**TO DO**
Find the string "General" in the entries and copy each line that has it.

**TASK INPUTS**

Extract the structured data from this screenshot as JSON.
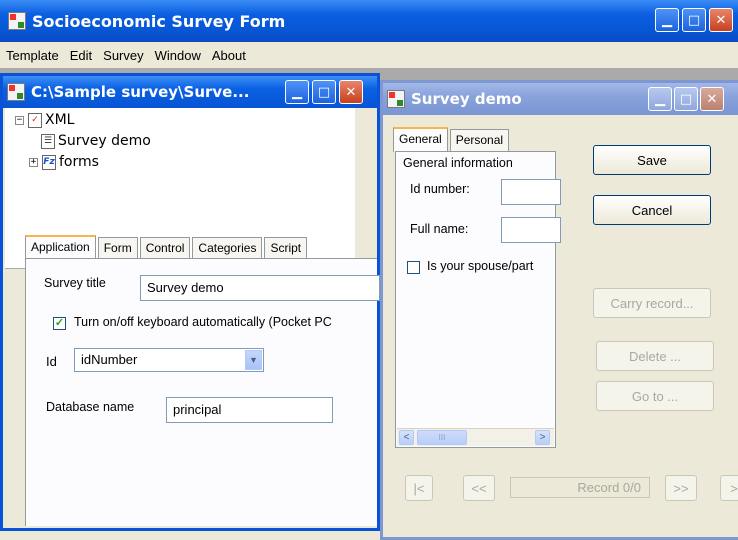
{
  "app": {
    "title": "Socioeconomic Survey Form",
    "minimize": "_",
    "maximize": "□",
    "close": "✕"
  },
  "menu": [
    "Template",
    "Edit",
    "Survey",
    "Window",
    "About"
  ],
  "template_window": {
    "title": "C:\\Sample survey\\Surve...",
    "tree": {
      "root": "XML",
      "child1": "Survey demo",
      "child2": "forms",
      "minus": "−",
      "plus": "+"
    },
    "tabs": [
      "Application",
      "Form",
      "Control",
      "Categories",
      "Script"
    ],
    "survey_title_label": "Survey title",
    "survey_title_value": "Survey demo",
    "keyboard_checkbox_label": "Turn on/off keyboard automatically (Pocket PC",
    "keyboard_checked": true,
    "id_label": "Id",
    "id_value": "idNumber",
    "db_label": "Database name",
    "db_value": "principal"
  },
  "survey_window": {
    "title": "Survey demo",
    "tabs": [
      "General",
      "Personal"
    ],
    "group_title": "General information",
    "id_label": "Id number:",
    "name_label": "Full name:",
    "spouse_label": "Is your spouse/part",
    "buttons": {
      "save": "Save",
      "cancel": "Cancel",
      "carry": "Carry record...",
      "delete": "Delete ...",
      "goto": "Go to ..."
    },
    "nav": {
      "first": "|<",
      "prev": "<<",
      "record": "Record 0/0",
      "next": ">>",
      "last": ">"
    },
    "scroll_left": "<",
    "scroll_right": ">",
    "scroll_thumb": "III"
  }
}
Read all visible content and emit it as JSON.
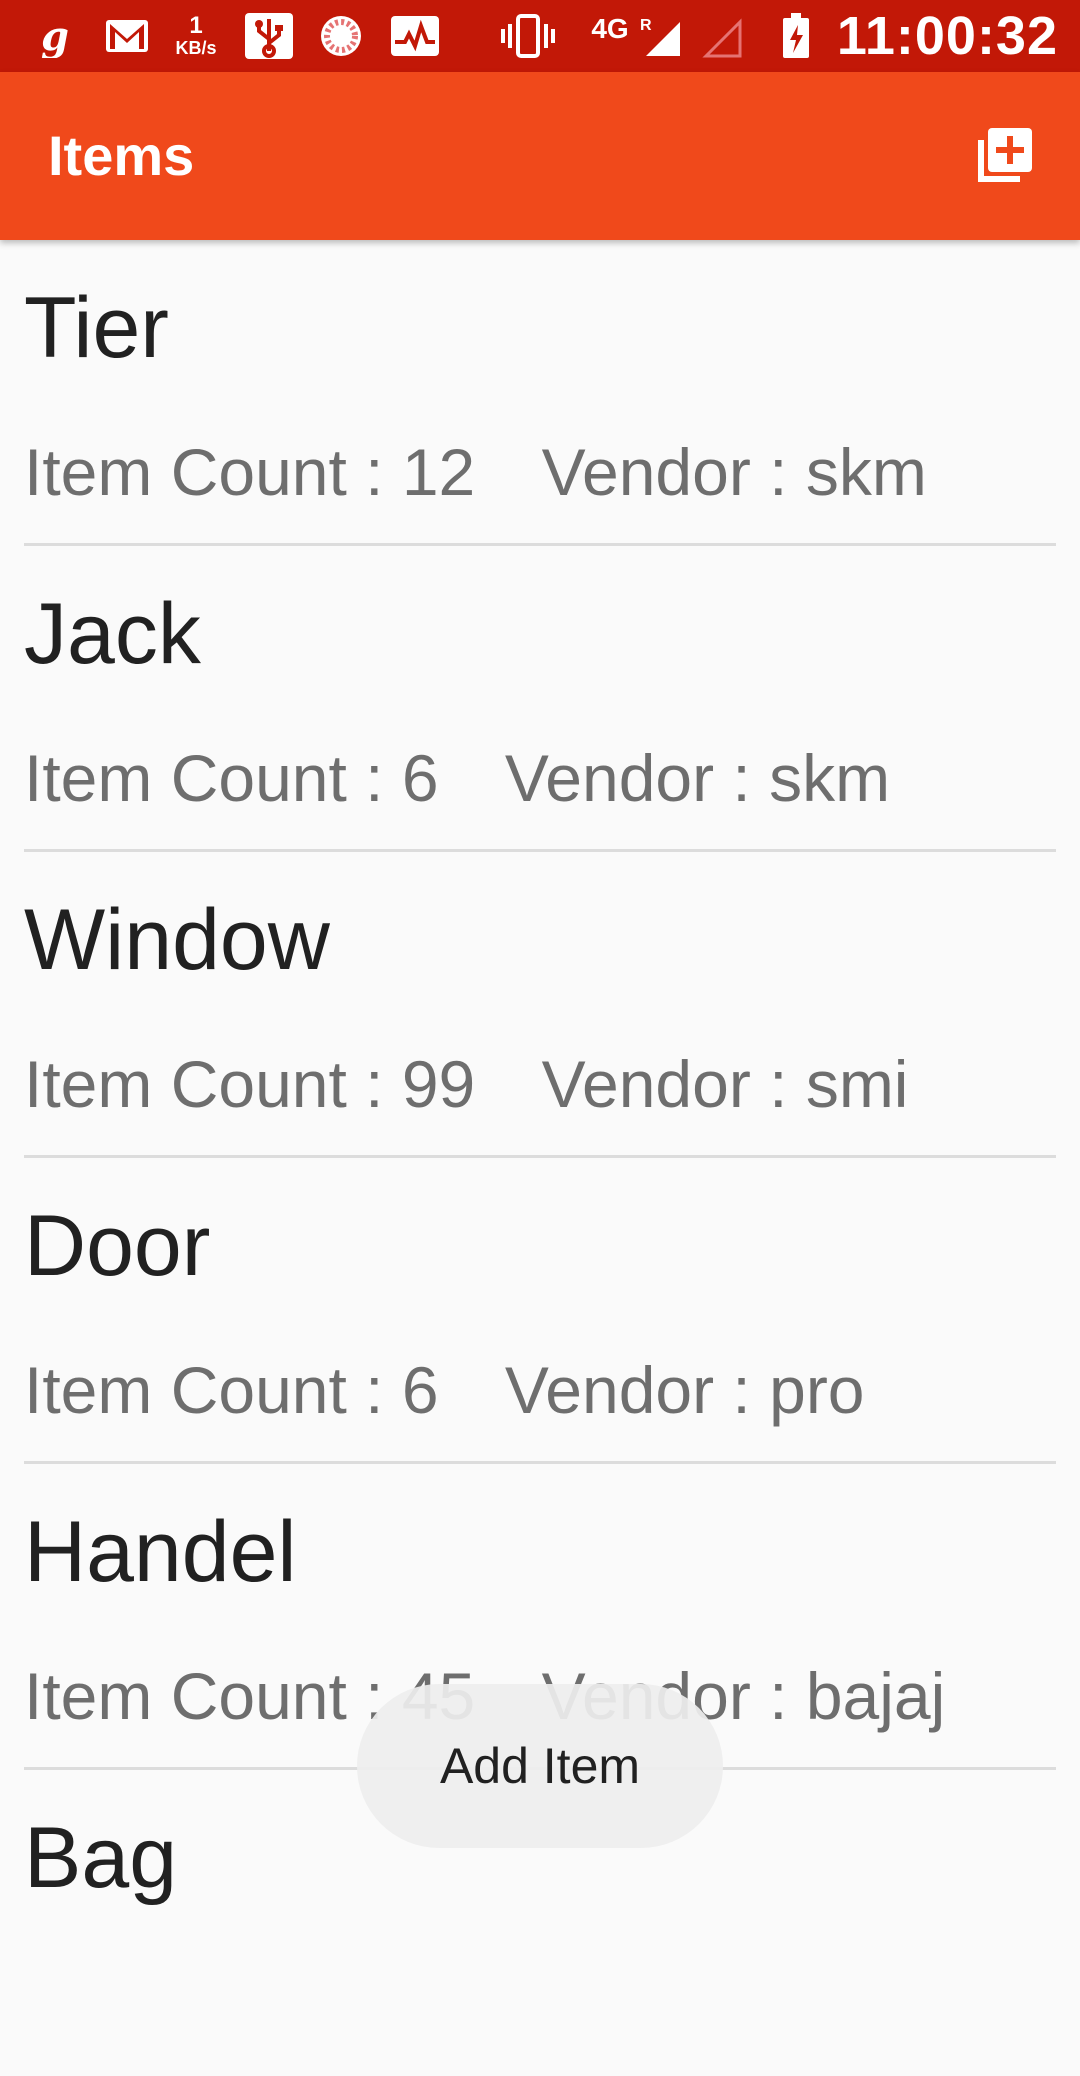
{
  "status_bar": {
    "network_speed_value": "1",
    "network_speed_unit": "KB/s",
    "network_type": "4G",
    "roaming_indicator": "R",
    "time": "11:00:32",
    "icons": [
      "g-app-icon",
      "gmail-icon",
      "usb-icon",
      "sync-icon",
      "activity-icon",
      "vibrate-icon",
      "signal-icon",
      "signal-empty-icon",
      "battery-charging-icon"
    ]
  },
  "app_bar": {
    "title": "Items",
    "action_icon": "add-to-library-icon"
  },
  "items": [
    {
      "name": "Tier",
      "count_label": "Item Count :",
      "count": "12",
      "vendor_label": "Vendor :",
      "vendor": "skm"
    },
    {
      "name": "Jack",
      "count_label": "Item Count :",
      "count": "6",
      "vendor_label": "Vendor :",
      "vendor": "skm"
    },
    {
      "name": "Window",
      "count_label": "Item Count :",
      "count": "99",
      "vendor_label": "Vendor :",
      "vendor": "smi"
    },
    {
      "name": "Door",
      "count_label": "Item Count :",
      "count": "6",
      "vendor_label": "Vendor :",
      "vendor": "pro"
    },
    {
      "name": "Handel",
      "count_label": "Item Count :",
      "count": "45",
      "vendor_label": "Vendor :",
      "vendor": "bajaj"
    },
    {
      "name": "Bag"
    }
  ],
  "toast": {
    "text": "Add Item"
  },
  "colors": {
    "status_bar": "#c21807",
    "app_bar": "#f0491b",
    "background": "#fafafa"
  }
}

**RESULT OF THE EXERCISE**
      "General",
    "group_title": "General information",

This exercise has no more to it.